*DIRECTION*: Retype the material from the line with "Localize all elements." up to and including the line with "y-tick-label: 1000 (49, 131, 77, 144)", leaving out the pictures.

*MATERIAL FOR THIS TASK*:
=-=-=

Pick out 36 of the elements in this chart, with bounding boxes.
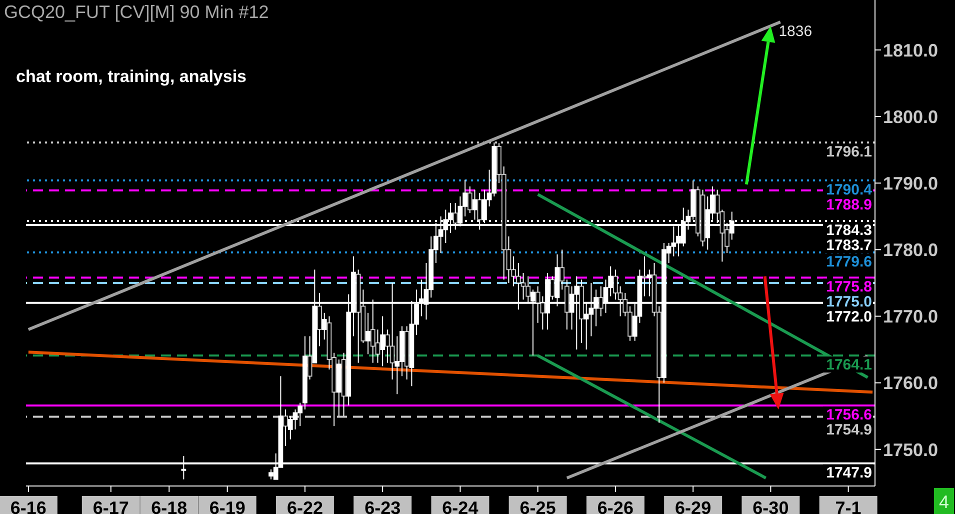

=-=-=

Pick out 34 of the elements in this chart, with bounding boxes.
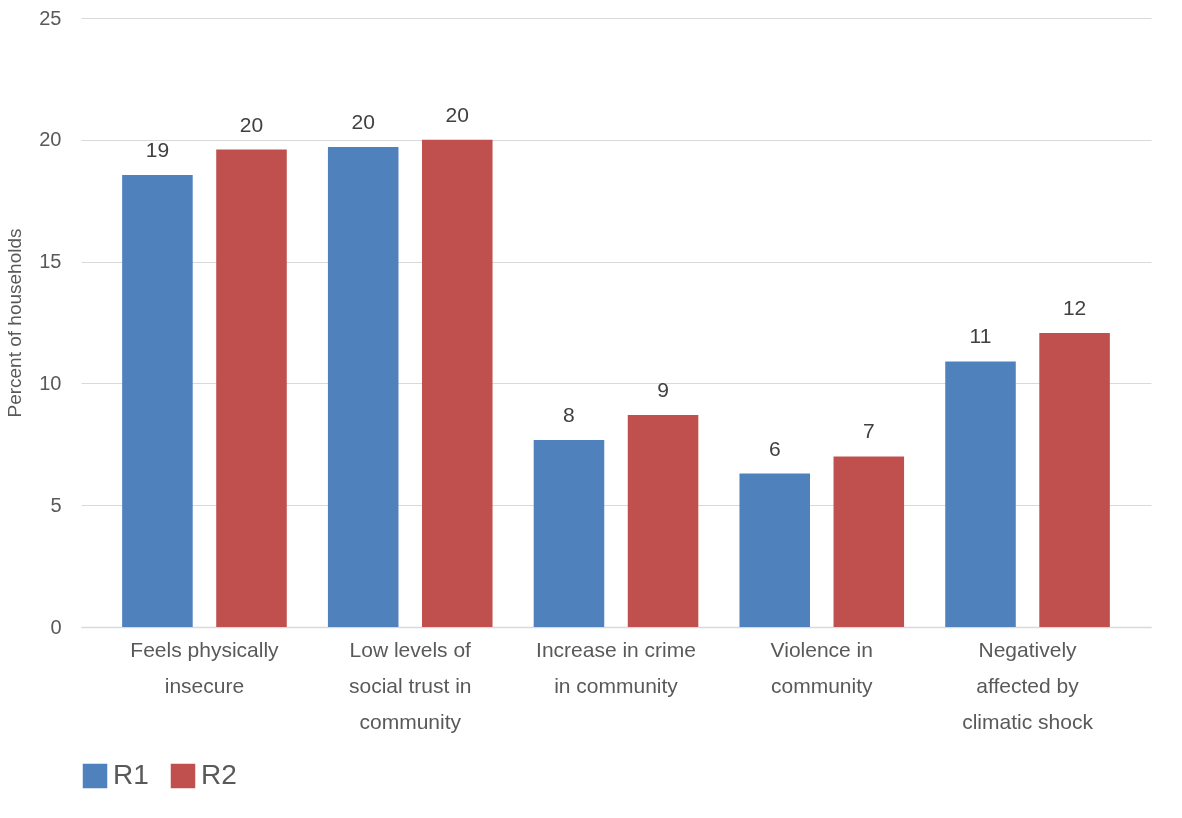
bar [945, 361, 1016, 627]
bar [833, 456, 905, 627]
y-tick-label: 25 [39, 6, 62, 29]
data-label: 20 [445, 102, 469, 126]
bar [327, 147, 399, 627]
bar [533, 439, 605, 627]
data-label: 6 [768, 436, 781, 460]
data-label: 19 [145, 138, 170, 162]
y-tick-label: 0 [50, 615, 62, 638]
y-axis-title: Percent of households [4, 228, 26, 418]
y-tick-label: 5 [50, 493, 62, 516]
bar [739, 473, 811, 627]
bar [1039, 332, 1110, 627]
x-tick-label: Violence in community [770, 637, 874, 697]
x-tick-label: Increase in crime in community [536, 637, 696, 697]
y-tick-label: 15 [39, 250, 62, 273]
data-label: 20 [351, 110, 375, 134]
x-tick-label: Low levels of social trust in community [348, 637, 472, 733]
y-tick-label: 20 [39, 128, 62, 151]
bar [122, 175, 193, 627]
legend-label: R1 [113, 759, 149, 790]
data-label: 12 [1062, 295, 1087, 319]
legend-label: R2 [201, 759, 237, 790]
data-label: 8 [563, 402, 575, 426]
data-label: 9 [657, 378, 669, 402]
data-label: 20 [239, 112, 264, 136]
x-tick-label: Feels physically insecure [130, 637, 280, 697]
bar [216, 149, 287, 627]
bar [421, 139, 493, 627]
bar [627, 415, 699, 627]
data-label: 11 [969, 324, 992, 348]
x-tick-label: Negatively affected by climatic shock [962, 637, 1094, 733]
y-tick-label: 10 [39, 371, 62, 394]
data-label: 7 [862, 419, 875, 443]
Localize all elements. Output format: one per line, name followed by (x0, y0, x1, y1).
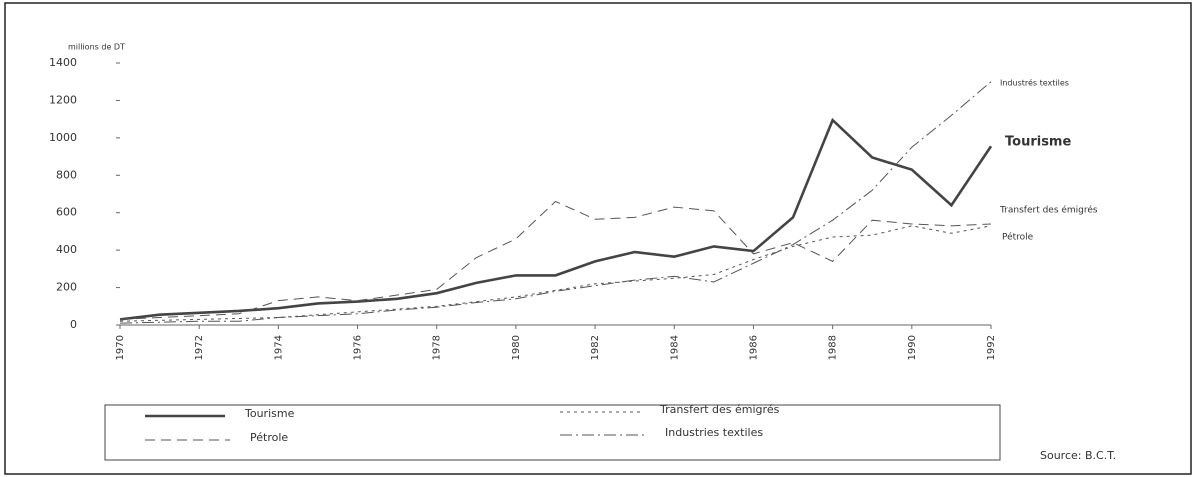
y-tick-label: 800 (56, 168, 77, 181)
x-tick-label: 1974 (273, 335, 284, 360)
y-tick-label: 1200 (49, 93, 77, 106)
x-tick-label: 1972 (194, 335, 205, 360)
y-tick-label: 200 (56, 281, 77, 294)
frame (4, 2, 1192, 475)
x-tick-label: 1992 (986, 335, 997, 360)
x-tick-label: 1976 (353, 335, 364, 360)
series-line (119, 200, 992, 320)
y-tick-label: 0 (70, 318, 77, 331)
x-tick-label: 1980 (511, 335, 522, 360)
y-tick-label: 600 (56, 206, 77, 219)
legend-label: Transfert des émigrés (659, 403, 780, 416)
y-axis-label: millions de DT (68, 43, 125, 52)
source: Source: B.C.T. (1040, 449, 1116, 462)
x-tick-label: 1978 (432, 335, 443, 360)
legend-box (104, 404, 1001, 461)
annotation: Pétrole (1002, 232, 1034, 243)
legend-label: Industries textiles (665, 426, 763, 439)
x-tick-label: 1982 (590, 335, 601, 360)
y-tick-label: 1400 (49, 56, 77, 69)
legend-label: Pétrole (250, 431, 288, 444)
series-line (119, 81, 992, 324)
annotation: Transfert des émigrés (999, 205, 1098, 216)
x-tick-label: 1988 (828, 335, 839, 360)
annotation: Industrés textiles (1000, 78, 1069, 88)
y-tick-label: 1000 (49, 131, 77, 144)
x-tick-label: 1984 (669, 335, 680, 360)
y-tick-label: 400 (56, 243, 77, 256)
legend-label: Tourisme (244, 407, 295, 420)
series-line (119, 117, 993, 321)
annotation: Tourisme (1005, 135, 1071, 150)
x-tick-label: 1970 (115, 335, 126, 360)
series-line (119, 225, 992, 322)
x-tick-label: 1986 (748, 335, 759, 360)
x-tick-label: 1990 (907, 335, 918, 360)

=-=-=

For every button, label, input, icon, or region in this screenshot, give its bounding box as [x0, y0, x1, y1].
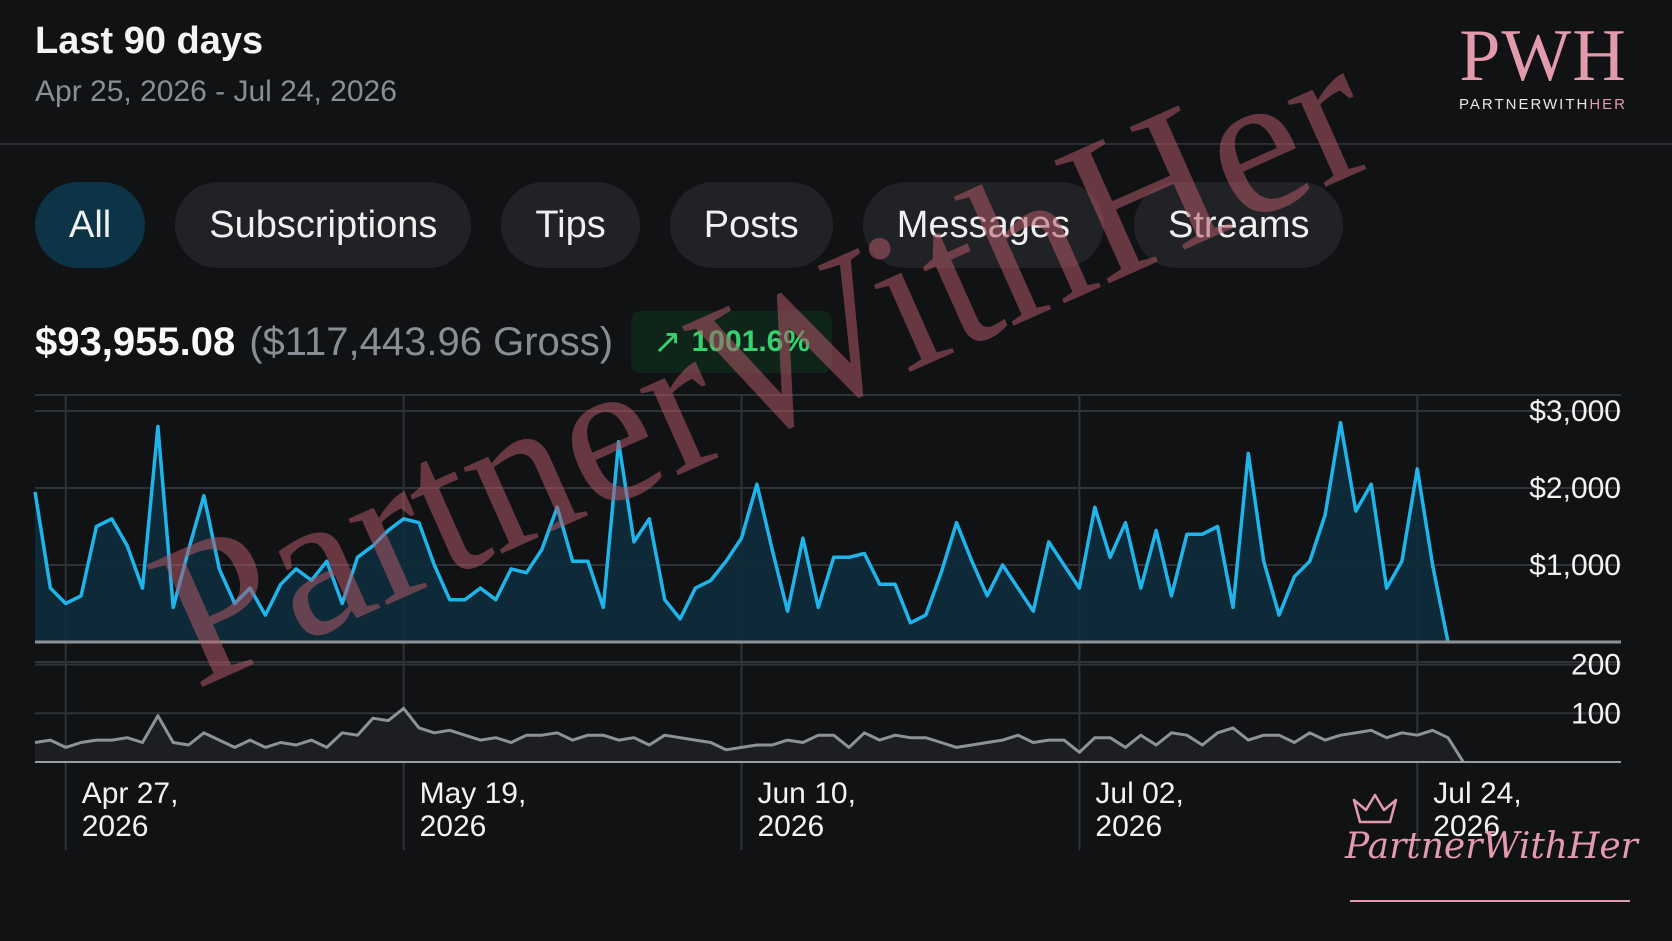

=-=-=

*ANSWER TO THE PROBLEM*:
Localize all elements. Output format: one per line, name followed by (x0, y0, x1, y1).
y-tick-label: 800 (56, 168, 77, 181)
x-tick-label: 1974 (273, 335, 284, 360)
y-tick-label: 1200 (49, 93, 77, 106)
x-tick-label: 1972 (194, 335, 205, 360)
y-tick-label: 200 (56, 281, 77, 294)
frame (4, 2, 1192, 475)
x-tick-label: 1992 (986, 335, 997, 360)
x-tick-label: 1976 (353, 335, 364, 360)
series-line (119, 200, 992, 320)
y-tick-label: 0 (70, 318, 77, 331)
x-tick-label: 1980 (511, 335, 522, 360)
y-tick-label: 600 (56, 206, 77, 219)
legend-label: Transfert des émigrés (659, 403, 780, 416)
y-axis-label: millions de DT (68, 43, 125, 52)
source: Source: B.C.T. (1040, 449, 1116, 462)
x-tick-label: 1978 (432, 335, 443, 360)
legend-box (104, 404, 1001, 461)
annotation: Pétrole (1002, 232, 1034, 243)
legend-label: Industries textiles (665, 426, 763, 439)
x-tick-label: 1982 (590, 335, 601, 360)
y-tick-label: 1400 (49, 56, 77, 69)
legend-label: Pétrole (250, 431, 288, 444)
series-line (119, 81, 992, 324)
annotation: Transfert des émigrés (999, 205, 1098, 216)
x-tick-label: 1988 (828, 335, 839, 360)
annotation: Industrés textiles (1000, 78, 1069, 88)
y-tick-label: 1000 (49, 131, 77, 144)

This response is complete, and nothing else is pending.